__SUPPLIED ENTRIES__:

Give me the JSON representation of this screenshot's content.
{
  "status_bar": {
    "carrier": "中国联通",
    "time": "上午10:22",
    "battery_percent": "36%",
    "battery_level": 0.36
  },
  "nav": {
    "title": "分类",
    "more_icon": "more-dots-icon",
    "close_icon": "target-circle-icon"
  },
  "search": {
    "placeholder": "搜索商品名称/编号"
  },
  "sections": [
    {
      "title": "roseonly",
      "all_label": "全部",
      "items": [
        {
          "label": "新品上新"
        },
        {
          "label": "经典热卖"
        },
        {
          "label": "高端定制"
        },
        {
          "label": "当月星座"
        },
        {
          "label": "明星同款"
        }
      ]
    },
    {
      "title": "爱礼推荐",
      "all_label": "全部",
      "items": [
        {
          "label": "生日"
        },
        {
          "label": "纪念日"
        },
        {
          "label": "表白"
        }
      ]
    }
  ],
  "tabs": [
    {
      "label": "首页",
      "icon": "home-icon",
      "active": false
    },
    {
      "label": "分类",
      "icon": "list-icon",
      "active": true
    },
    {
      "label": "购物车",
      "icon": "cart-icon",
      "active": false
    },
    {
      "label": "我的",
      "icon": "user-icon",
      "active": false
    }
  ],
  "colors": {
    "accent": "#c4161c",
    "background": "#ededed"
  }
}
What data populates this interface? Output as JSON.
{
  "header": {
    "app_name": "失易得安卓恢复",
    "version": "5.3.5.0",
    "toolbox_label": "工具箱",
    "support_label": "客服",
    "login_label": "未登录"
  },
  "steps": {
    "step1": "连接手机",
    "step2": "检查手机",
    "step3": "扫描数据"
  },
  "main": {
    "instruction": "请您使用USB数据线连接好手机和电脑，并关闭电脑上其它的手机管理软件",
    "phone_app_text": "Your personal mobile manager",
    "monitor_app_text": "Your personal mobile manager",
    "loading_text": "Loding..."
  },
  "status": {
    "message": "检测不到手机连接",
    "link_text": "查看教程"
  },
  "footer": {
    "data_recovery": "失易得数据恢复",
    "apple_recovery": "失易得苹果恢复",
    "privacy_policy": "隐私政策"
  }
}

__WRITTEN PROBLEM__:
Write out the full listing exactly as given.

__ANSWER IN FULL__:
Give me the JSON representation of this screenshot's content.
{
  "status_bar": {
    "carrier": "中国联通",
    "time": "上午10:22",
    "battery_percent": "36%",
    "battery_level": 0.36
  },
  "nav": {
    "title": "分类",
    "more_icon": "more-dots-icon",
    "close_icon": "target-circle-icon"
  },
  "search": {
    "placeholder": "搜索商品名称/编号"
  },
  "sections": [
    {
      "title": "roseonly",
      "all_label": "全部",
      "items": [
        {
          "label": "新品上新"
        },
        {
          "label": "经典热卖"
        },
        {
          "label": "高端定制"
        },
        {
          "label": "当月星座"
        },
        {
          "label": "明星同款"
        }
      ]
    },
    {
      "title": "爱礼推荐",
      "all_label": "全部",
      "items": [
        {
          "label": "生日"
        },
        {
          "label": "纪念日"
        },
        {
          "label": "表白"
        }
      ]
    }
  ],
  "tabs": [
    {
      "label": "首页",
      "icon": "home-icon",
      "active": false
    },
    {
      "label": "分类",
      "icon": "list-icon",
      "active": true
    },
    {
      "label": "购物车",
      "icon": "cart-icon",
      "active": false
    },
    {
      "label": "我的",
      "icon": "user-icon",
      "active": false
    }
  ],
  "colors": {
    "accent": "#c4161c",
    "background": "#ededed"
  }
}
What data populates this interface? Output as JSON.
{
  "header": {
    "app_name": "失易得安卓恢复",
    "version": "5.3.5.0",
    "toolbox_label": "工具箱",
    "support_label": "客服",
    "login_label": "未登录"
  },
  "steps": {
    "step1": "连接手机",
    "step2": "检查手机",
    "step3": "扫描数据"
  },
  "main": {
    "instruction": "请您使用USB数据线连接好手机和电脑，并关闭电脑上其它的手机管理软件",
    "phone_app_text": "Your personal mobile manager",
    "monitor_app_text": "Your personal mobile manager",
    "loading_text": "Loding..."
  },
  "status": {
    "message": "检测不到手机连接",
    "link_text": "查看教程"
  },
  "footer": {
    "data_recovery": "失易得数据恢复",
    "apple_recovery": "失易得苹果恢复",
    "privacy_policy": "隐私政策"
  }
}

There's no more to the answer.